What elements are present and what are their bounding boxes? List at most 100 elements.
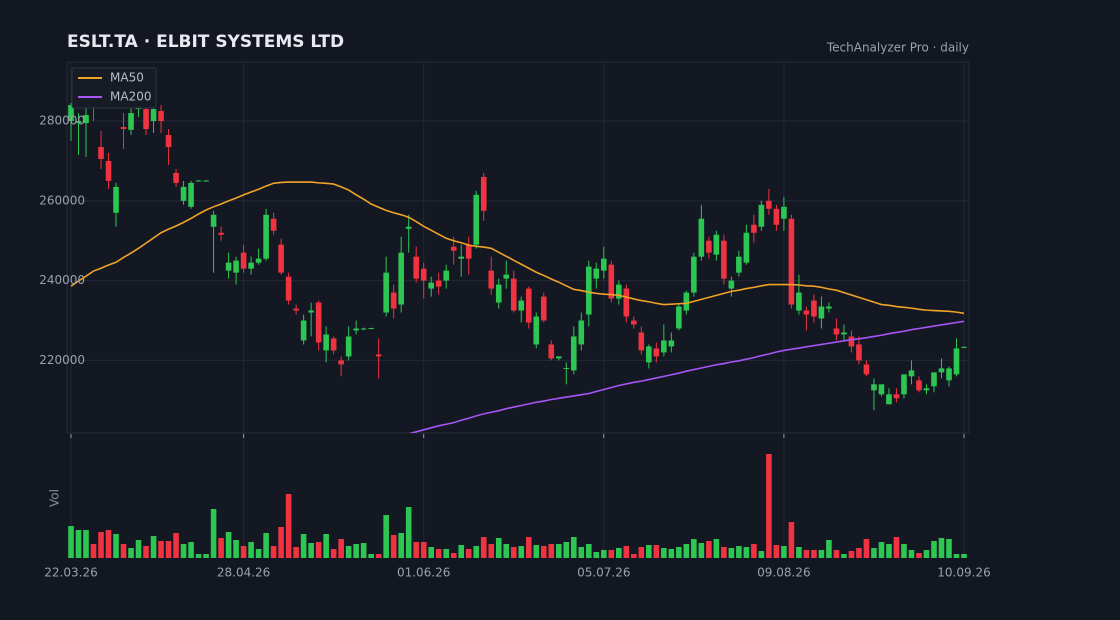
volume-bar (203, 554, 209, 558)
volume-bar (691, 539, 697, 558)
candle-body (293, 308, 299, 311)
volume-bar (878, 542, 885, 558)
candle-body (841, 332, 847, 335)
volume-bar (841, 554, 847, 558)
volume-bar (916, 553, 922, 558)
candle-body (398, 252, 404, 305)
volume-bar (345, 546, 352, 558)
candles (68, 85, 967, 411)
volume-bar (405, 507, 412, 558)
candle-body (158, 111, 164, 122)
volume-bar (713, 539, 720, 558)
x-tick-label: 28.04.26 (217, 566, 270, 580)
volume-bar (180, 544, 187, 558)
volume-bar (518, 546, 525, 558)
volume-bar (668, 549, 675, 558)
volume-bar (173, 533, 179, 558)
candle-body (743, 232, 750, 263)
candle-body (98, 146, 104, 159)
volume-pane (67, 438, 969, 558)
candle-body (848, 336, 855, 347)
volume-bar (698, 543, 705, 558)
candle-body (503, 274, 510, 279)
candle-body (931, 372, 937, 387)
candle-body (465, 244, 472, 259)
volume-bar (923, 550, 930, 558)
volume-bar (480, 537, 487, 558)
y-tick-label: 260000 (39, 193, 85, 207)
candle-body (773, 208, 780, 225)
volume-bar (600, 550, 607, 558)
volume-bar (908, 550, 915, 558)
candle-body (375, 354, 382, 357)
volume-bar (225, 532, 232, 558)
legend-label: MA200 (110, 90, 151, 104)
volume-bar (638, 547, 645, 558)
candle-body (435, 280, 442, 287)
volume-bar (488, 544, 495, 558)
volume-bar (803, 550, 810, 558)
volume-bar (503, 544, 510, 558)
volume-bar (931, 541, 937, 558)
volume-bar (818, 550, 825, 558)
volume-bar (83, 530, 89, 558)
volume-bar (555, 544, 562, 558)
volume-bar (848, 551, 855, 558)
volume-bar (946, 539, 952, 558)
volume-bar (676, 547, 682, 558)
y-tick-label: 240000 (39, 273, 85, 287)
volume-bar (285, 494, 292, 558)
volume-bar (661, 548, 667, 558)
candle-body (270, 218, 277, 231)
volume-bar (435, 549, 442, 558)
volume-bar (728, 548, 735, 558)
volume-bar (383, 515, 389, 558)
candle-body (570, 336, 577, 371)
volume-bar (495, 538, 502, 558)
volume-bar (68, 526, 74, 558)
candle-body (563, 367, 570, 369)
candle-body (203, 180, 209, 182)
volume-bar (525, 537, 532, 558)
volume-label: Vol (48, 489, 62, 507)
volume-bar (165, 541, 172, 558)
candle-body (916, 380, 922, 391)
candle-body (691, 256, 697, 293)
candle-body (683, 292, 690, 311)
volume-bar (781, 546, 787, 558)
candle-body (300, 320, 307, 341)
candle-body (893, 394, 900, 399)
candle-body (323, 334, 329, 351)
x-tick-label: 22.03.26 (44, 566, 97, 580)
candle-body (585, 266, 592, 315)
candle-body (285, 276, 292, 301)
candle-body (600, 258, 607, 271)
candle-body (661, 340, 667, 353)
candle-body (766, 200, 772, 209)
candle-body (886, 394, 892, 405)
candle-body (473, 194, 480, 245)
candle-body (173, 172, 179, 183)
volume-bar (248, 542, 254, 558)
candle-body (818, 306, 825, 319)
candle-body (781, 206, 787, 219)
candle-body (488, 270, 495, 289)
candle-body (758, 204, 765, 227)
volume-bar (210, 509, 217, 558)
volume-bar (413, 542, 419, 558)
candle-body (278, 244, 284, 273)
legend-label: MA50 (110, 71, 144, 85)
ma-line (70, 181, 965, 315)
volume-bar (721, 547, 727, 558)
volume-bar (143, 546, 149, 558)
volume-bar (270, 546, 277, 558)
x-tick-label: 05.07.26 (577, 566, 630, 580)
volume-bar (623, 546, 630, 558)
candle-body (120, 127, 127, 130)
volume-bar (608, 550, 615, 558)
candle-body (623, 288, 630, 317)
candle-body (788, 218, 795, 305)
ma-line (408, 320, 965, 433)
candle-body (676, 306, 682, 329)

WHAT IS EXPECTED
Reproduce all the records above with every "volume-bar" switched to "volume-column" and nothing else altered. Leave the pictures out of your answer.

REPLY TO THE TASK
What elements are present and what are their bounding boxes? List at most 100 elements.
volume-column (203, 554, 209, 558)
volume-column (691, 539, 697, 558)
candle-body (293, 308, 299, 311)
volume-column (878, 542, 885, 558)
candle-body (841, 332, 847, 335)
volume-column (841, 554, 847, 558)
volume-column (916, 553, 922, 558)
candle-body (398, 252, 404, 305)
volume-column (345, 546, 352, 558)
candles (68, 85, 967, 411)
volume-column (405, 507, 412, 558)
candle-body (158, 111, 164, 122)
volume-column (713, 539, 720, 558)
x-tick-label: 28.04.26 (217, 566, 270, 580)
volume-column (180, 544, 187, 558)
volume-column (518, 546, 525, 558)
volume-column (668, 549, 675, 558)
volume-column (173, 533, 179, 558)
candle-body (743, 232, 750, 263)
candle-body (98, 146, 104, 159)
volume-pane (67, 438, 969, 558)
candle-body (848, 336, 855, 347)
volume-column (698, 543, 705, 558)
candle-body (503, 274, 510, 279)
candle-body (931, 372, 937, 387)
candle-body (465, 244, 472, 259)
volume-column (923, 550, 930, 558)
volume-column (480, 537, 487, 558)
y-tick-label: 260000 (39, 193, 85, 207)
candle-body (773, 208, 780, 225)
volume-column (600, 550, 607, 558)
volume-column (908, 550, 915, 558)
candle-body (375, 354, 382, 357)
volume-column (225, 532, 232, 558)
legend-label: MA200 (110, 90, 151, 104)
volume-column (638, 547, 645, 558)
candle-body (435, 280, 442, 287)
volume-column (488, 544, 495, 558)
volume-column (803, 550, 810, 558)
volume-column (503, 544, 510, 558)
volume-column (931, 541, 937, 558)
volume-column (818, 550, 825, 558)
volume-column (83, 530, 89, 558)
volume-column (555, 544, 562, 558)
volume-column (848, 551, 855, 558)
volume-column (946, 539, 952, 558)
volume-column (676, 547, 682, 558)
y-tick-label: 240000 (39, 273, 85, 287)
volume-column (285, 494, 292, 558)
volume-column (661, 548, 667, 558)
candle-body (270, 218, 277, 231)
volume-column (435, 549, 442, 558)
volume-column (728, 548, 735, 558)
volume-column (383, 515, 389, 558)
candle-body (570, 336, 577, 371)
volume-column (495, 538, 502, 558)
volume-column (68, 526, 74, 558)
candle-body (563, 367, 570, 369)
candle-body (203, 180, 209, 182)
volume-column (525, 537, 532, 558)
volume-label: Vol (48, 489, 62, 507)
volume-column (165, 541, 172, 558)
candle-body (916, 380, 922, 391)
candle-body (691, 256, 697, 293)
candle-body (683, 292, 690, 311)
volume-column (781, 546, 787, 558)
candle-body (300, 320, 307, 341)
candle-body (893, 394, 900, 399)
candle-body (323, 334, 329, 351)
x-tick-label: 22.03.26 (44, 566, 97, 580)
candle-body (585, 266, 592, 315)
candle-body (285, 276, 292, 301)
candle-body (600, 258, 607, 271)
candle-body (661, 340, 667, 353)
candle-body (766, 200, 772, 209)
candle-body (886, 394, 892, 405)
candle-body (473, 194, 480, 245)
candle-body (173, 172, 179, 183)
volume-column (248, 542, 254, 558)
candle-body (818, 306, 825, 319)
candle-body (781, 206, 787, 219)
candle-body (488, 270, 495, 289)
candle-body (758, 204, 765, 227)
volume-column (210, 509, 217, 558)
volume-column (413, 542, 419, 558)
candle-body (278, 244, 284, 273)
legend-label: MA50 (110, 71, 144, 85)
ma-line (70, 181, 965, 315)
volume-column (721, 547, 727, 558)
volume-column (143, 546, 149, 558)
volume-column (270, 546, 277, 558)
x-tick-label: 05.07.26 (577, 566, 630, 580)
volume-column (623, 546, 630, 558)
candle-body (120, 127, 127, 130)
volume-column (608, 550, 615, 558)
candle-body (623, 288, 630, 317)
candle-body (788, 218, 795, 305)
ma-line (408, 320, 965, 433)
candle-body (676, 306, 682, 329)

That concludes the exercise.